• [YOUR OBJECTIVE]: Please transcribe the listing below in full and word for word, without its pictures.
━━ PROVIDED INFORMATION ━━
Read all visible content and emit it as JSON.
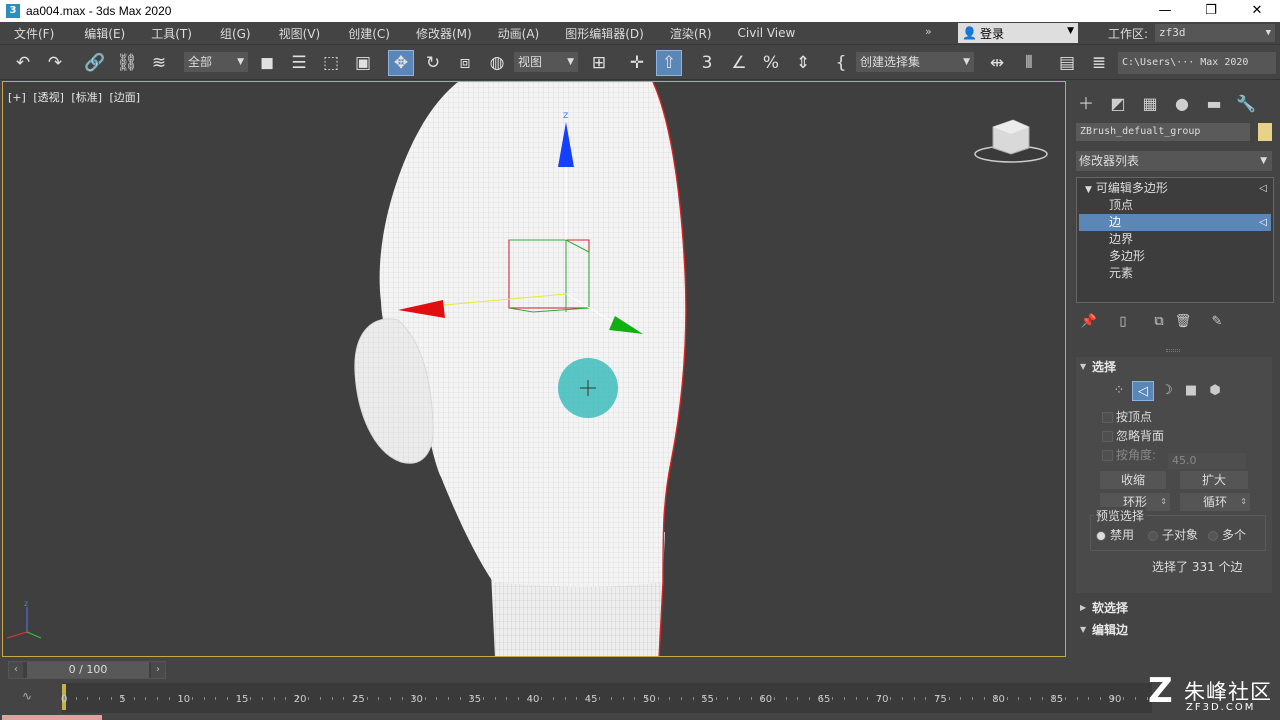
{
  "window": {
    "title": "aa004.max - 3ds Max 2020",
    "minimize": "—",
    "maximize": "❐",
    "close": "✕"
  },
  "menu": {
    "items": [
      "文件(F)",
      "编辑(E)",
      "工具(T)",
      "组(G)",
      "视图(V)",
      "创建(C)",
      "修改器(M)",
      "动画(A)",
      "图形编辑器(D)",
      "渲染(R)",
      "Civil View"
    ],
    "more": "»",
    "login": "登录",
    "workspace_label": "工作区:",
    "workspace_value": "zf3d"
  },
  "toolbar": {
    "selection_filter": "全部",
    "ref_coord": "视图",
    "named_selection": "创建选择集",
    "path": "C:\\Users\\··· Max 2020"
  },
  "viewport": {
    "labels": [
      "[+]",
      "[透视]",
      "[标准]",
      "[边面]"
    ],
    "axis_z": "z",
    "tripod_z": "z"
  },
  "command_panel": {
    "object_name": "ZBrush_defualt_group",
    "object_color": "#e8d28a",
    "modifier_list": "修改器列表",
    "stack": {
      "root": "可编辑多边形",
      "items": [
        "顶点",
        "边",
        "边界",
        "多边形",
        "元素"
      ],
      "selected_index": 1
    },
    "selection": {
      "title": "选择",
      "by_vertex": "按顶点",
      "ignore_backfacing": "忽略背面",
      "by_angle": "按角度:",
      "angle_value": "45.0",
      "shrink": "收缩",
      "grow": "扩大",
      "ring": "环形",
      "loop": "循环",
      "preview_title": "预览选择",
      "preview_options": [
        "禁用",
        "子对象",
        "多个"
      ],
      "status": "选择了 331 个边"
    },
    "soft_selection": "软选择",
    "edit_edges": "编辑边"
  },
  "timeline": {
    "frame_display": "0 / 100",
    "ticks": [
      "0",
      "5",
      "10",
      "15",
      "20",
      "25",
      "30",
      "35",
      "40",
      "45",
      "50",
      "55",
      "60",
      "65",
      "70",
      "75",
      "80",
      "85",
      "90"
    ]
  },
  "watermark": {
    "logo": "Z",
    "name": "朱峰社区",
    "url": "ZF3D.COM"
  }
}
━━━
• [EXERCISE ANSWER]:
Read all visible content and emit it as JSON.
{
  "window": {
    "title": "aa004.max - 3ds Max 2020",
    "minimize": "—",
    "maximize": "❐",
    "close": "✕"
  },
  "menu": {
    "items": [
      "文件(F)",
      "编辑(E)",
      "工具(T)",
      "组(G)",
      "视图(V)",
      "创建(C)",
      "修改器(M)",
      "动画(A)",
      "图形编辑器(D)",
      "渲染(R)",
      "Civil View"
    ],
    "more": "»",
    "login": "登录",
    "workspace_label": "工作区:",
    "workspace_value": "zf3d"
  },
  "toolbar": {
    "selection_filter": "全部",
    "ref_coord": "视图",
    "named_selection": "创建选择集",
    "path": "C:\\Users\\··· Max 2020"
  },
  "viewport": {
    "labels": [
      "[+]",
      "[透视]",
      "[标准]",
      "[边面]"
    ],
    "axis_z": "z",
    "tripod_z": "z"
  },
  "command_panel": {
    "object_name": "ZBrush_defualt_group",
    "object_color": "#e8d28a",
    "modifier_list": "修改器列表",
    "stack": {
      "root": "可编辑多边形",
      "items": [
        "顶点",
        "边",
        "边界",
        "多边形",
        "元素"
      ],
      "selected_index": 1
    },
    "selection": {
      "title": "选择",
      "by_vertex": "按顶点",
      "ignore_backfacing": "忽略背面",
      "by_angle": "按角度:",
      "angle_value": "45.0",
      "shrink": "收缩",
      "grow": "扩大",
      "ring": "环形",
      "loop": "循环",
      "preview_title": "预览选择",
      "preview_options": [
        "禁用",
        "子对象",
        "多个"
      ],
      "status": "选择了 331 个边"
    },
    "soft_selection": "软选择",
    "edit_edges": "编辑边"
  },
  "timeline": {
    "frame_display": "0 / 100",
    "ticks": [
      "0",
      "5",
      "10",
      "15",
      "20",
      "25",
      "30",
      "35",
      "40",
      "45",
      "50",
      "55",
      "60",
      "65",
      "70",
      "75",
      "80",
      "85",
      "90"
    ]
  },
  "watermark": {
    "logo": "Z",
    "name": "朱峰社区",
    "url": "ZF3D.COM"
  }
}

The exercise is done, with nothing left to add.